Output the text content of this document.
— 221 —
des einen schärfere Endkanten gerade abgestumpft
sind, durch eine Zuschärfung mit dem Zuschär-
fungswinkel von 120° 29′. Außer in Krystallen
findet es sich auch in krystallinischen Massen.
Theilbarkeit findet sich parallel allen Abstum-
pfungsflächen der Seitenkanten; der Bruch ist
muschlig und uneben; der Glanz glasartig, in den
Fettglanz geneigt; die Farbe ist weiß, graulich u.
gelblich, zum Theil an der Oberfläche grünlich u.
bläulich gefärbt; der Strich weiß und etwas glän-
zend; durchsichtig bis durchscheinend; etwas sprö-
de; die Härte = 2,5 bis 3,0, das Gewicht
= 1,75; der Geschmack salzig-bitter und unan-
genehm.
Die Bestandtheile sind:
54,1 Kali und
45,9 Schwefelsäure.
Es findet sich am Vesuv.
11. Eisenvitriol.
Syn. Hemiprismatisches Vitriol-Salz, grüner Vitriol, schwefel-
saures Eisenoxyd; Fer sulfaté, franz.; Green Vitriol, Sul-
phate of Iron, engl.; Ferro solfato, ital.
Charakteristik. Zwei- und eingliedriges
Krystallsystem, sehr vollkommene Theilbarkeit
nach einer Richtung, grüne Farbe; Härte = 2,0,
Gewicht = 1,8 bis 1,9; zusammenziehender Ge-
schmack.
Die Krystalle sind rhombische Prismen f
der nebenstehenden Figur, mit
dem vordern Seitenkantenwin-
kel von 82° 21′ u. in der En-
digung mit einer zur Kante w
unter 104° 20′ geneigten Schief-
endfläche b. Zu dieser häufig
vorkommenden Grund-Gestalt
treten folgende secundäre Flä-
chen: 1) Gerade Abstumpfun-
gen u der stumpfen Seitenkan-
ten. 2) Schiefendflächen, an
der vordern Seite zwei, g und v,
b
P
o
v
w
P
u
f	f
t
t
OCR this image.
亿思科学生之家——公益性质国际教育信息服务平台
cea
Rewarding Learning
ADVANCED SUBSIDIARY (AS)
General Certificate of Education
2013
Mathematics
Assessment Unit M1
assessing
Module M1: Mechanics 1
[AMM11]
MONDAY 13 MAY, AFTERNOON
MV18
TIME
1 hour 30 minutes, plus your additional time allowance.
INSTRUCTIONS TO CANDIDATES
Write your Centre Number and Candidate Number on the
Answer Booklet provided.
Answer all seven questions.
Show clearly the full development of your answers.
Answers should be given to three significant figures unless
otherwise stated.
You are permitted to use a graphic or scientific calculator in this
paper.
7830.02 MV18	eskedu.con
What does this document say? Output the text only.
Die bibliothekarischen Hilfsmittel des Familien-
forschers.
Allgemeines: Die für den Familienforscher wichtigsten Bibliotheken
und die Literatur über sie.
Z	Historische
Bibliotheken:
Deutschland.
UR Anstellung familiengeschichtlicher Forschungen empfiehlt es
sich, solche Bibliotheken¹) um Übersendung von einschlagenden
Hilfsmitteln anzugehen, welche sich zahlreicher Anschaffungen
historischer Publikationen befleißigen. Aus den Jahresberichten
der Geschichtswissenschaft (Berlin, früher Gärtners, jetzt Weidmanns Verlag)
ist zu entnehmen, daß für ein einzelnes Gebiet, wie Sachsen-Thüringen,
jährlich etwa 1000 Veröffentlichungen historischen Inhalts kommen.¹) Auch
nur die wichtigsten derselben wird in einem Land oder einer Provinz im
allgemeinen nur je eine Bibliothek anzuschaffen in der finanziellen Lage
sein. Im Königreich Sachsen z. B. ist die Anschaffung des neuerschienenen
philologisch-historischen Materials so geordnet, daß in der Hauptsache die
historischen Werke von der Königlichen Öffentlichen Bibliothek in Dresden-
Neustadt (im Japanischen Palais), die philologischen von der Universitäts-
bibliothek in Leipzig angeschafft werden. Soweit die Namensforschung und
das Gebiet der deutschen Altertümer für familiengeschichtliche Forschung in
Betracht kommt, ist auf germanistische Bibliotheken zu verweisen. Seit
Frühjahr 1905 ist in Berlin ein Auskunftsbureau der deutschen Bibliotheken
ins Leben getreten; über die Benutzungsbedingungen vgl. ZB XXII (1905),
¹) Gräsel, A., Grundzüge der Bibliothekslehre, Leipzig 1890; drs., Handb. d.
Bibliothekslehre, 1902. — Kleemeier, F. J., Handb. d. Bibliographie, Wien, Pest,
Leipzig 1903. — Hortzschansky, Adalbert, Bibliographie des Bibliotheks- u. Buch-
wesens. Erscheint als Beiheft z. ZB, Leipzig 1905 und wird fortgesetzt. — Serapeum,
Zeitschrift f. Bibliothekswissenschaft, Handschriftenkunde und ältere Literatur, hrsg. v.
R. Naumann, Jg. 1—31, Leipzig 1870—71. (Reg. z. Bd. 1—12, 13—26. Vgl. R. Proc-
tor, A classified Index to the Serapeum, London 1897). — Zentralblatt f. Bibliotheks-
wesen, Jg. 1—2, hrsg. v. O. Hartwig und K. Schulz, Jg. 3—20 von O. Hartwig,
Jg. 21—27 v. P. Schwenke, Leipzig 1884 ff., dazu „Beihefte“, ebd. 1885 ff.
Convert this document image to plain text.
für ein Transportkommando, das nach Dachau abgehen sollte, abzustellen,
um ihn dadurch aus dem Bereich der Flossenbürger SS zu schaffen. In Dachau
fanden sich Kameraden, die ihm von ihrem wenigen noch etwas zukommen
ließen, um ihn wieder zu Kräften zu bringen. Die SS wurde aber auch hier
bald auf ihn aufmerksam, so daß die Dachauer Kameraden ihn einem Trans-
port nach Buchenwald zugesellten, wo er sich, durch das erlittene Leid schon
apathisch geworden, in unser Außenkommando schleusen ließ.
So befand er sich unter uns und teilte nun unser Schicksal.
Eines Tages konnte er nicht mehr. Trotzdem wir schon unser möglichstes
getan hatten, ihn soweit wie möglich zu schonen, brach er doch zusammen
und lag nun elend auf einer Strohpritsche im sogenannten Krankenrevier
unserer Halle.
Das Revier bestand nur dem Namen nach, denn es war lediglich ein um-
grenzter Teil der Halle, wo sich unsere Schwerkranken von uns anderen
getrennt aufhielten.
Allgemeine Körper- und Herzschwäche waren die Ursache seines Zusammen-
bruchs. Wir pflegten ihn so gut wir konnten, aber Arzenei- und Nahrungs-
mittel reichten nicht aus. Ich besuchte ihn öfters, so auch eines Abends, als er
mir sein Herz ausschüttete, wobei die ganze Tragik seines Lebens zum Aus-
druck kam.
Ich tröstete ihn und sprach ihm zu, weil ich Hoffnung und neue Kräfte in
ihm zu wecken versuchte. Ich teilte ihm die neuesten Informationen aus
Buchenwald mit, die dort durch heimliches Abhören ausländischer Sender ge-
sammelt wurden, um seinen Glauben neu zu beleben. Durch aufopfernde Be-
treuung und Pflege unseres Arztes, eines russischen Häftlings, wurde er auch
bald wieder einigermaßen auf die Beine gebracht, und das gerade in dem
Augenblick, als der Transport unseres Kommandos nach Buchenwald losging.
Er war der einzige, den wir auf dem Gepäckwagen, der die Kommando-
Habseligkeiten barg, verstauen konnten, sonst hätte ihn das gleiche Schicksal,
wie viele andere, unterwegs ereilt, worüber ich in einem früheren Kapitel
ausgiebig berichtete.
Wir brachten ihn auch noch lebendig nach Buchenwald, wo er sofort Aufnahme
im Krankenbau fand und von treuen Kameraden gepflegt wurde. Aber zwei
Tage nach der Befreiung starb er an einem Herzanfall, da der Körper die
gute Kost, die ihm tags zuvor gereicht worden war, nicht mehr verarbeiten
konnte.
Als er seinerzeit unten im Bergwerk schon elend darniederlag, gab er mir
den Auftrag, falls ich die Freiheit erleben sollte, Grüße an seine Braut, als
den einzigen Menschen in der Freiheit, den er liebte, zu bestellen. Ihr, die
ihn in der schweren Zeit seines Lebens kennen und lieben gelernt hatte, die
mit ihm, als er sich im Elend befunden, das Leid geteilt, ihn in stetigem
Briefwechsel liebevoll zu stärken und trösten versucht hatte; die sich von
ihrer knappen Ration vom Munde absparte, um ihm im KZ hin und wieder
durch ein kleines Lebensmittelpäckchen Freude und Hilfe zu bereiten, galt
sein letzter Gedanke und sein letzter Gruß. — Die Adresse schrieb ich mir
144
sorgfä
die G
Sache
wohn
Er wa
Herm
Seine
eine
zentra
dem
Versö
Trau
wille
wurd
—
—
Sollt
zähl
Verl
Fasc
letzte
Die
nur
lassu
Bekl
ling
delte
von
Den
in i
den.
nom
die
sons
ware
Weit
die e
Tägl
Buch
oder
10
· · · ·
List every line above that holds the word "vordern".

**Full answer:**
dem vordern Seitenkantenwin-
der vordern Seite zwei, g und v,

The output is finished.